> DATASET:
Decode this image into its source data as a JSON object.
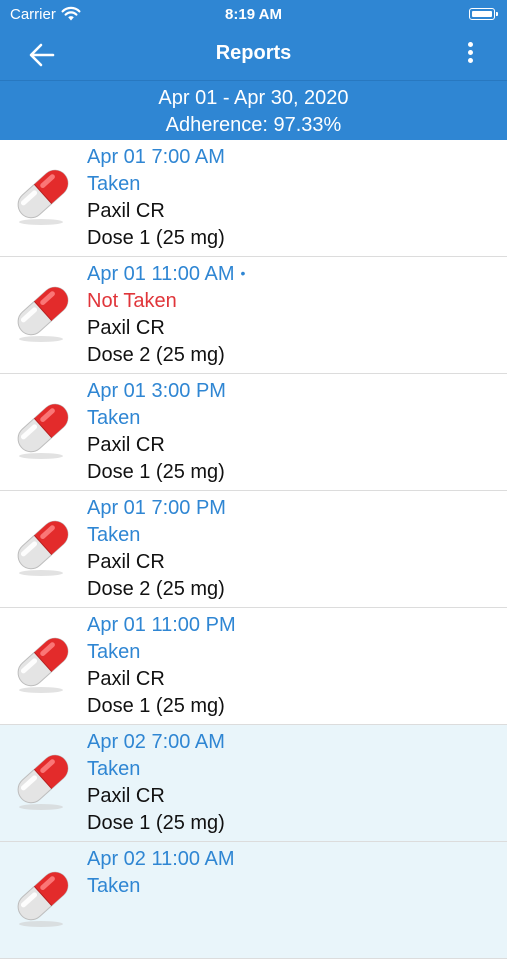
{
  "status": {
    "carrier": "Carrier",
    "time": "8:19 AM"
  },
  "nav": {
    "title": "Reports"
  },
  "summary": {
    "range": "Apr 01 - Apr 30, 2020",
    "adherence": "Adherence: 97.33%"
  },
  "entries": [
    {
      "datetime": "Apr 01 7:00 AM",
      "status": "Taken",
      "drug": "Paxil CR",
      "dose": "Dose 1 (25 mg)",
      "highlight": false,
      "dot": false
    },
    {
      "datetime": "Apr 01 11:00 AM",
      "status": "Not Taken",
      "drug": "Paxil CR",
      "dose": "Dose 2 (25 mg)",
      "highlight": false,
      "dot": true
    },
    {
      "datetime": "Apr 01 3:00 PM",
      "status": "Taken",
      "drug": "Paxil CR",
      "dose": "Dose 1 (25 mg)",
      "highlight": false,
      "dot": false
    },
    {
      "datetime": "Apr 01 7:00 PM",
      "status": "Taken",
      "drug": "Paxil CR",
      "dose": "Dose 2 (25 mg)",
      "highlight": false,
      "dot": false
    },
    {
      "datetime": "Apr 01 11:00 PM",
      "status": "Taken",
      "drug": "Paxil CR",
      "dose": "Dose 1 (25 mg)",
      "highlight": false,
      "dot": false
    },
    {
      "datetime": "Apr 02 7:00 AM",
      "status": "Taken",
      "drug": "Paxil CR",
      "dose": "Dose 1 (25 mg)",
      "highlight": true,
      "dot": false
    },
    {
      "datetime": "Apr 02 11:00 AM",
      "status": "Taken",
      "drug": "",
      "dose": "",
      "highlight": true,
      "dot": false
    }
  ],
  "colors": {
    "accent": "#2f86d3",
    "missed": "#e0353a",
    "highlight_row": "#e9f5fa"
  },
  "icons": {
    "back": "arrow-left-icon",
    "menu": "more-vertical-icon",
    "pill": "capsule-icon"
  }
}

> WHAT IS BEING ASKED:
The records above must be transcribed exactly. Pictures are left out of the copy.

> RESPONSE TO THE TASK:
Decode this image into its source data as a JSON object.
{
  "status": {
    "carrier": "Carrier",
    "time": "8:19 AM"
  },
  "nav": {
    "title": "Reports"
  },
  "summary": {
    "range": "Apr 01 - Apr 30, 2020",
    "adherence": "Adherence: 97.33%"
  },
  "entries": [
    {
      "datetime": "Apr 01 7:00 AM",
      "status": "Taken",
      "drug": "Paxil CR",
      "dose": "Dose 1 (25 mg)",
      "highlight": false,
      "dot": false
    },
    {
      "datetime": "Apr 01 11:00 AM",
      "status": "Not Taken",
      "drug": "Paxil CR",
      "dose": "Dose 2 (25 mg)",
      "highlight": false,
      "dot": true
    },
    {
      "datetime": "Apr 01 3:00 PM",
      "status": "Taken",
      "drug": "Paxil CR",
      "dose": "Dose 1 (25 mg)",
      "highlight": false,
      "dot": false
    },
    {
      "datetime": "Apr 01 7:00 PM",
      "status": "Taken",
      "drug": "Paxil CR",
      "dose": "Dose 2 (25 mg)",
      "highlight": false,
      "dot": false
    },
    {
      "datetime": "Apr 01 11:00 PM",
      "status": "Taken",
      "drug": "Paxil CR",
      "dose": "Dose 1 (25 mg)",
      "highlight": false,
      "dot": false
    },
    {
      "datetime": "Apr 02 7:00 AM",
      "status": "Taken",
      "drug": "Paxil CR",
      "dose": "Dose 1 (25 mg)",
      "highlight": true,
      "dot": false
    },
    {
      "datetime": "Apr 02 11:00 AM",
      "status": "Taken",
      "drug": "",
      "dose": "",
      "highlight": true,
      "dot": false
    }
  ],
  "colors": {
    "accent": "#2f86d3",
    "missed": "#e0353a",
    "highlight_row": "#e9f5fa"
  },
  "icons": {
    "back": "arrow-left-icon",
    "menu": "more-vertical-icon",
    "pill": "capsule-icon"
  }
}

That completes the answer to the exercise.